> **Instruction**:
Draw out every line with the word "DMPO" from the listing below.

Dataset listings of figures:
________________

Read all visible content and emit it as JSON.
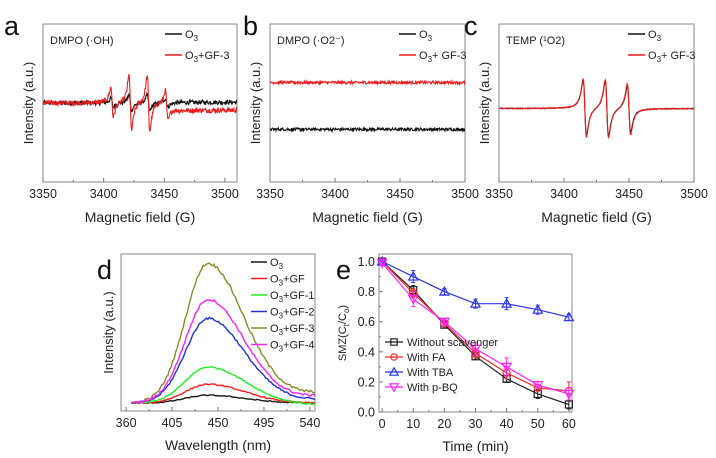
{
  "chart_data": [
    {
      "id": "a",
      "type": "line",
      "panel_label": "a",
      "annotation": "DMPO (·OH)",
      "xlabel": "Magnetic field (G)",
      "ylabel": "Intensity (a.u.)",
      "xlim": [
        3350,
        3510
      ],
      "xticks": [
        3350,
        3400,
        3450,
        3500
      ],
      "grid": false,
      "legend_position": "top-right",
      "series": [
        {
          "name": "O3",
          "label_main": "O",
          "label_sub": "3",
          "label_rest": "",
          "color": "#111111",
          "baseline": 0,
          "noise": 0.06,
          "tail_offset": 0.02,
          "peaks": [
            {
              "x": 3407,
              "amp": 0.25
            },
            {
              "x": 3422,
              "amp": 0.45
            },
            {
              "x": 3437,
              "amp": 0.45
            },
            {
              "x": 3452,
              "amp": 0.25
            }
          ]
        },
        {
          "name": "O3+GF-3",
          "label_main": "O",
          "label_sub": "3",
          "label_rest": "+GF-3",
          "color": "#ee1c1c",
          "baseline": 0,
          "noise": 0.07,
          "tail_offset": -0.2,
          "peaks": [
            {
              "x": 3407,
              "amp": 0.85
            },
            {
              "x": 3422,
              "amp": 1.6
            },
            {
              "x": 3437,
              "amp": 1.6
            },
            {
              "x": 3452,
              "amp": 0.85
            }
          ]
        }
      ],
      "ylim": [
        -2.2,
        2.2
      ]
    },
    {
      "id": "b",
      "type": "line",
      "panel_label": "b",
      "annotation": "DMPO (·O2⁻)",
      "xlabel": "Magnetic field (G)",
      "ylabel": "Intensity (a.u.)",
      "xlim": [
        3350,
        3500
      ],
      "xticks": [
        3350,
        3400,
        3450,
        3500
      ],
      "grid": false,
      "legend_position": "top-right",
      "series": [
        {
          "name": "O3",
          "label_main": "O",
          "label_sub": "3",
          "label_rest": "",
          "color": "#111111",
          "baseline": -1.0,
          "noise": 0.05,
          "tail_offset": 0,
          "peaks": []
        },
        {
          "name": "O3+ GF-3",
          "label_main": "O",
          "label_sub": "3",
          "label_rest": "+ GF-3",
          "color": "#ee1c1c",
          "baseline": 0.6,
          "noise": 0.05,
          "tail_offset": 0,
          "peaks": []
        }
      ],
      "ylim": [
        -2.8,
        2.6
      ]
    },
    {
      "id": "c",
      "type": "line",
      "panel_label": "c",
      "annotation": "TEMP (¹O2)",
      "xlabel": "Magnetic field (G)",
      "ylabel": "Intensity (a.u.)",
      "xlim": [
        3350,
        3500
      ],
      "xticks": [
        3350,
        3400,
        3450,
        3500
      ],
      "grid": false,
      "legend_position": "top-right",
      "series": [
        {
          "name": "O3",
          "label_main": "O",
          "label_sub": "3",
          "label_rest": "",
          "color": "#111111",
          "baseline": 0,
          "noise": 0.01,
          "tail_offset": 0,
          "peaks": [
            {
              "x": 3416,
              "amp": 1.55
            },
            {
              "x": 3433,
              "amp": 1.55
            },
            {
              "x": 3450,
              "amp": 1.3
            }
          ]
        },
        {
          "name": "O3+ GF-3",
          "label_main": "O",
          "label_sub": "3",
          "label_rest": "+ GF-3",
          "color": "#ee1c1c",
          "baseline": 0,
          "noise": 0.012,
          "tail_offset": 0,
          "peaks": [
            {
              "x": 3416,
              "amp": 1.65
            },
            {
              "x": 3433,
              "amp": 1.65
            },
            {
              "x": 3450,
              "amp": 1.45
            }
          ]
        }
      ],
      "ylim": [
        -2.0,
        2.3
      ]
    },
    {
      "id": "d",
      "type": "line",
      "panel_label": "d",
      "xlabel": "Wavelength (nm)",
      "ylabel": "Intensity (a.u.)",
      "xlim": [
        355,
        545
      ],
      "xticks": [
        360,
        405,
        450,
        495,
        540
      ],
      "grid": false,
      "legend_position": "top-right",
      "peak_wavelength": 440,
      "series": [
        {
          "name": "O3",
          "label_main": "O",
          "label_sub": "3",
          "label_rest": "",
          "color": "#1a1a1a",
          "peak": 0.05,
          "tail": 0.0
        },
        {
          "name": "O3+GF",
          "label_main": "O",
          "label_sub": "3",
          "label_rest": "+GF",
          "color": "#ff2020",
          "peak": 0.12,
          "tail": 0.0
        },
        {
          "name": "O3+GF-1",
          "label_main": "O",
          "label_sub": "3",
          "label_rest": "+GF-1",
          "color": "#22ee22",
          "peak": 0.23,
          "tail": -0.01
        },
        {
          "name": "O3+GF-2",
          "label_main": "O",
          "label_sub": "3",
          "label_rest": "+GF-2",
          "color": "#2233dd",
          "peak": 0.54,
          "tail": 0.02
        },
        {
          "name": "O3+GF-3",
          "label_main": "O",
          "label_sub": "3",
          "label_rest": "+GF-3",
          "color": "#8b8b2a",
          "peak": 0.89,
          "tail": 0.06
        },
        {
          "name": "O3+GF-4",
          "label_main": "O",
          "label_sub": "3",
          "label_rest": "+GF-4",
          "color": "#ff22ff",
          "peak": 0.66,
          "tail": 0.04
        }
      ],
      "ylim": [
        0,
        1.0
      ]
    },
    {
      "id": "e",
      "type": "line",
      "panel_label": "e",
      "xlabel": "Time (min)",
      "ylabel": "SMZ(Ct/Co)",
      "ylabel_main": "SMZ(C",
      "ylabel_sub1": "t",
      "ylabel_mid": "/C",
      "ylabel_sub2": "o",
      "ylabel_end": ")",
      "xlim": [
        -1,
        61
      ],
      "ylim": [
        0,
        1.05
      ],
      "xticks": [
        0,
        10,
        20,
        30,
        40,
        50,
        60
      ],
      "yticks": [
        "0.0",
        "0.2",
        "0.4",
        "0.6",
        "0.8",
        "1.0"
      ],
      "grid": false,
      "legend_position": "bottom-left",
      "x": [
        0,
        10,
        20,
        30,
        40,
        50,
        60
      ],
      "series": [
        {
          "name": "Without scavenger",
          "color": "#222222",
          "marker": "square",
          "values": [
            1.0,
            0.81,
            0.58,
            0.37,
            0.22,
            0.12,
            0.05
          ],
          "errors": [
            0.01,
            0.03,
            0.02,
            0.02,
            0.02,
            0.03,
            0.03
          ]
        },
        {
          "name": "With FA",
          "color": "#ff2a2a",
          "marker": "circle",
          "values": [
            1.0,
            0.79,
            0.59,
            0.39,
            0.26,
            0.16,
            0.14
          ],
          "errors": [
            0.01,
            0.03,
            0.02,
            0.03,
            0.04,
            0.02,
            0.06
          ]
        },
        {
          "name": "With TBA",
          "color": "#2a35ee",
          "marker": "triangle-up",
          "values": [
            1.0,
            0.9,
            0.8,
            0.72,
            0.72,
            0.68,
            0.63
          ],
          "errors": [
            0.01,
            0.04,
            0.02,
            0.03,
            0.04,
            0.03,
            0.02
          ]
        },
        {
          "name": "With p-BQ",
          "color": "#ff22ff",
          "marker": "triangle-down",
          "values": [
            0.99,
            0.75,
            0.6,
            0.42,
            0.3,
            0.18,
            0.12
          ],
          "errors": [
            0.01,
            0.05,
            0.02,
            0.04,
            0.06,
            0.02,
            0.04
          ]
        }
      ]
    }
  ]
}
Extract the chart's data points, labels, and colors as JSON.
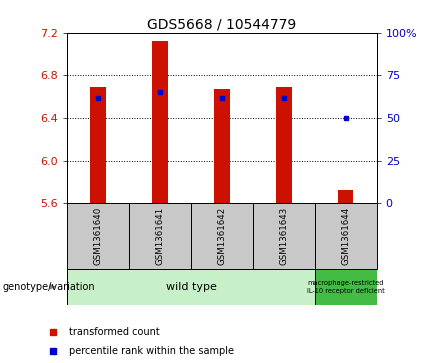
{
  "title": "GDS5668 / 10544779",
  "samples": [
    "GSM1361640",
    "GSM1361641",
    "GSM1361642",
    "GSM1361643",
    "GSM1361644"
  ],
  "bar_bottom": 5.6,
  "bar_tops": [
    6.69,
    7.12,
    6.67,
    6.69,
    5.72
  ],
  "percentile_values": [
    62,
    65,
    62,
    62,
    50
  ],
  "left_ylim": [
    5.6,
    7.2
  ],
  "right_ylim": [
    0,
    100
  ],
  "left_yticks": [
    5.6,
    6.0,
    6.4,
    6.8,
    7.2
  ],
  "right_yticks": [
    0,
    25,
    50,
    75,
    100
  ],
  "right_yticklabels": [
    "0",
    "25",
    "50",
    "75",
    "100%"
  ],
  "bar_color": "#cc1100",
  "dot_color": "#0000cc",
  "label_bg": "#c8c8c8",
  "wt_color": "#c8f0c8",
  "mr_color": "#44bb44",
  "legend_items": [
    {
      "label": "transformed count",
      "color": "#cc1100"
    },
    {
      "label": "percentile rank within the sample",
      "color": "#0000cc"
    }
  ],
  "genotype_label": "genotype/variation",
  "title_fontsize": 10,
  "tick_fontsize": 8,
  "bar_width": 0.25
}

________________

> **Output of the exercise**:
      "annotation": "DMPO (·OH)",
      "annotation": "DMPO (·O2⁻)",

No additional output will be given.